— About this exercise —
What is needed is an exact copy of every entry below, minus the images.

Records from a collection:
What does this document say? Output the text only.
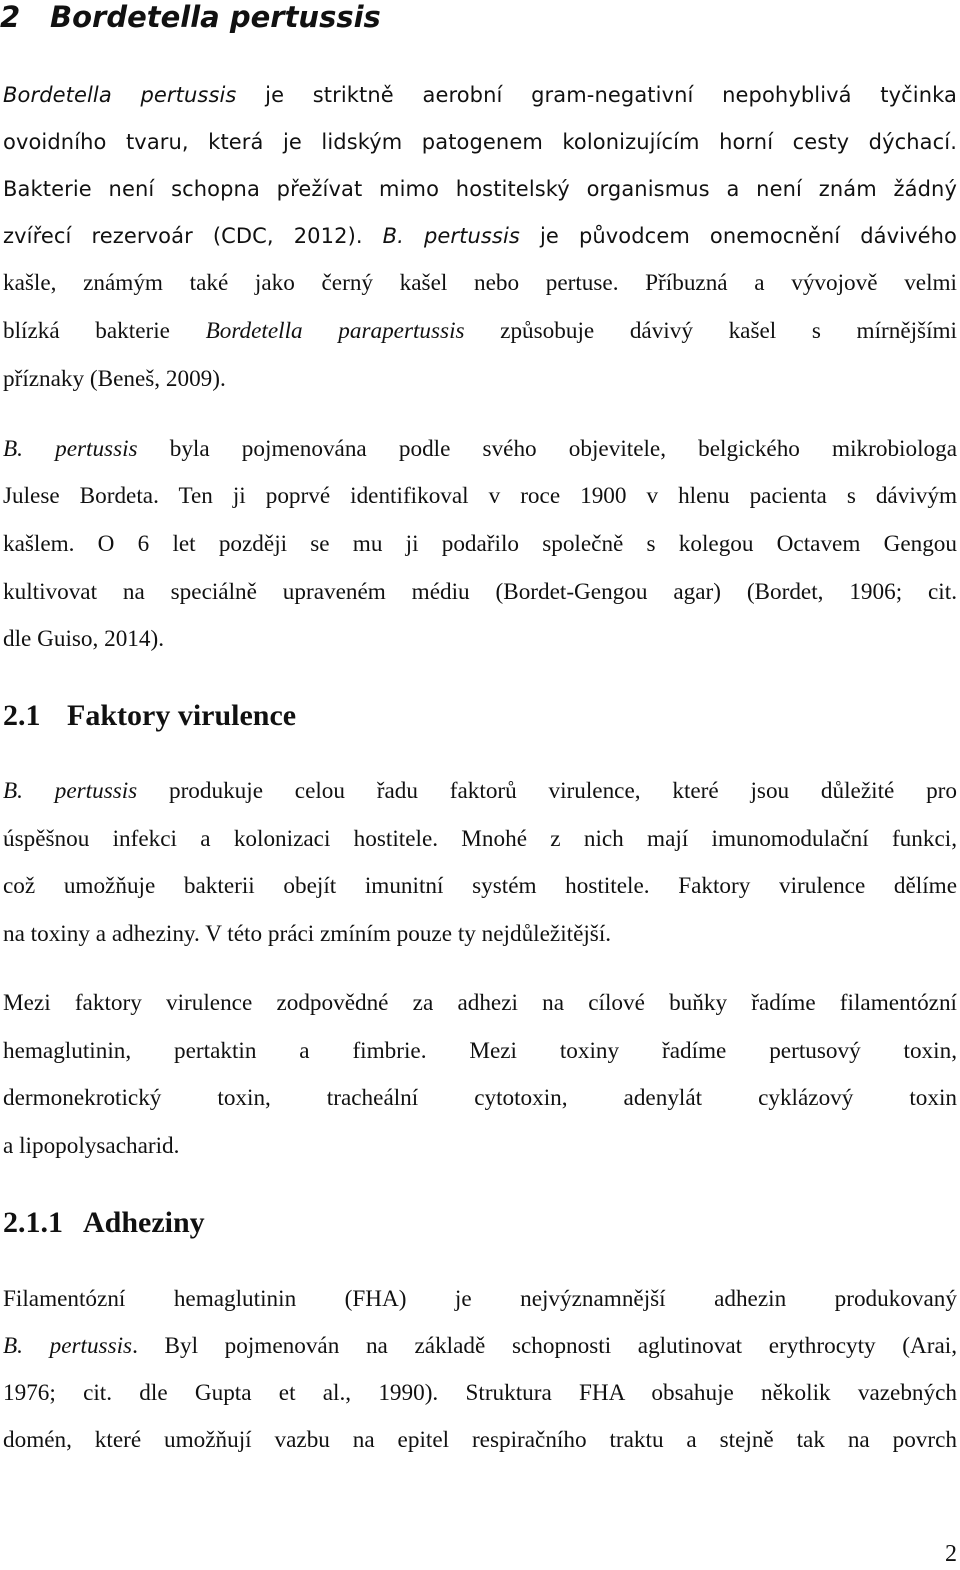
2 Bordetella pertussis
Bordetella pertussis je striktně aerobní gram-negativní nepohyblivá tyčinka
ovoidního tvaru, která je lidským patogenem kolonizujícím horní cesty dýchací.
Bakterie není schopna přežívat mimo hostitelský organismus a není znám žádný
zvířecí rezervoár (CDC, 2012). B. pertussis je původcem onemocnění dávivého
kašle, známým také jako černý kašel nebo pertuse. Příbuzná a vývojově velmi
blízká bakterie Bordetella parapertussis způsobuje dávivý kašel s mírnějšími
příznaky (Beneš, 2009).
B. pertussis byla pojmenována podle svého objevitele, belgického mikrobiologa
Julese Bordeta. Ten ji poprvé identifikoval v roce 1900 v hlenu pacienta s dávivým
kašlem. O 6 let později se mu ji podařilo společně s kolegou Octavem Gengou
kultivovat na speciálně upraveném médiu (Bordet-Gengou agar) (Bordet, 1906; cit.
dle Guiso, 2014).
2.1 Faktory virulence
B. pertussis produkuje celou řadu faktorů virulence, které jsou důležité pro
úspěšnou infekci a kolonizaci hostitele. Mnohé z nich mají imunomodulační funkci,
což umožňuje bakterii obejít imunitní systém hostitele. Faktory virulence dělíme
na toxiny a adheziny. V této práci zmíním pouze ty nejdůležitější.
Mezi faktory virulence zodpovědné za adhezi na cílové buňky řadíme filamentózní
hemaglutinin, pertaktin a fimbrie. Mezi toxiny řadíme pertusový toxin,
dermonekrotický toxin, tracheální cytotoxin, adenylát cyklázový toxin
a lipopolysacharid.
2.1.1 Adheziny
Filamentózní hemaglutinin (FHA) je nejvýznamnější adhezin produkovaný
B. pertussis. Byl pojmenován na základě schopnosti aglutinovat erythrocyty (Arai,
1976; cit. dle Gupta et al., 1990). Struktura FHA obsahuje několik vazebných
domén, které umožňují vazbu na epitel respiračního traktu a stejně tak na povrch
2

— Result of this task —
What does this document say? Output the text only.
2 Bordetella pertussis
Bordetella pertussis je striktně aerobní gram-negativní nepohyblivá tyčinka
ovoidního tvaru, která je lidským patogenem kolonizujícím horní cesty dýchací.
Bakterie není schopna přežívat mimo hostitelský organismus a není znám žádný
zvířecí rezervoár (CDC, 2012). B. pertussis je původcem onemocnění dávivého
kašle, známým také jako černý kašel nebo pertuse. Příbuzná a vývojově velmi
blízká bakterie Bordetella parapertussis způsobuje dávivý kašel s mírnějšími
příznaky (Beneš, 2009).
B. pertussis byla pojmenována podle svého objevitele, belgického mikrobiologa
Julese Bordeta. Ten ji poprvé identifikoval v roce 1900 v hlenu pacienta s dávivým
kašlem. O 6 let později se mu ji podařilo společně s kolegou Octavem Gengou
kultivovat na speciálně upraveném médiu (Bordet-Gengou agar) (Bordet, 1906; cit.
dle Guiso, 2014).
2.1 Faktory virulence
B. pertussis produkuje celou řadu faktorů virulence, které jsou důležité pro
úspěšnou infekci a kolonizaci hostitele. Mnohé z nich mají imunomodulační funkci,
což umožňuje bakterii obejít imunitní systém hostitele. Faktory virulence dělíme
na toxiny a adheziny. V této práci zmíním pouze ty nejdůležitější.
Mezi faktory virulence zodpovědné za adhezi na cílové buňky řadíme filamentózní
hemaglutinin, pertaktin a fimbrie. Mezi toxiny řadíme pertusový toxin,
dermonekrotický toxin, tracheální cytotoxin, adenylát cyklázový toxin
a lipopolysacharid.
2.1.1 Adheziny
Filamentózní hemaglutinin (FHA) je nejvýznamnější adhezin produkovaný
B. pertussis. Byl pojmenován na základě schopnosti aglutinovat erythrocyty (Arai,
1976; cit. dle Gupta et al., 1990). Struktura FHA obsahuje několik vazebných
domén, které umožňují vazbu na epitel respiračního traktu a stejně tak na povrch
2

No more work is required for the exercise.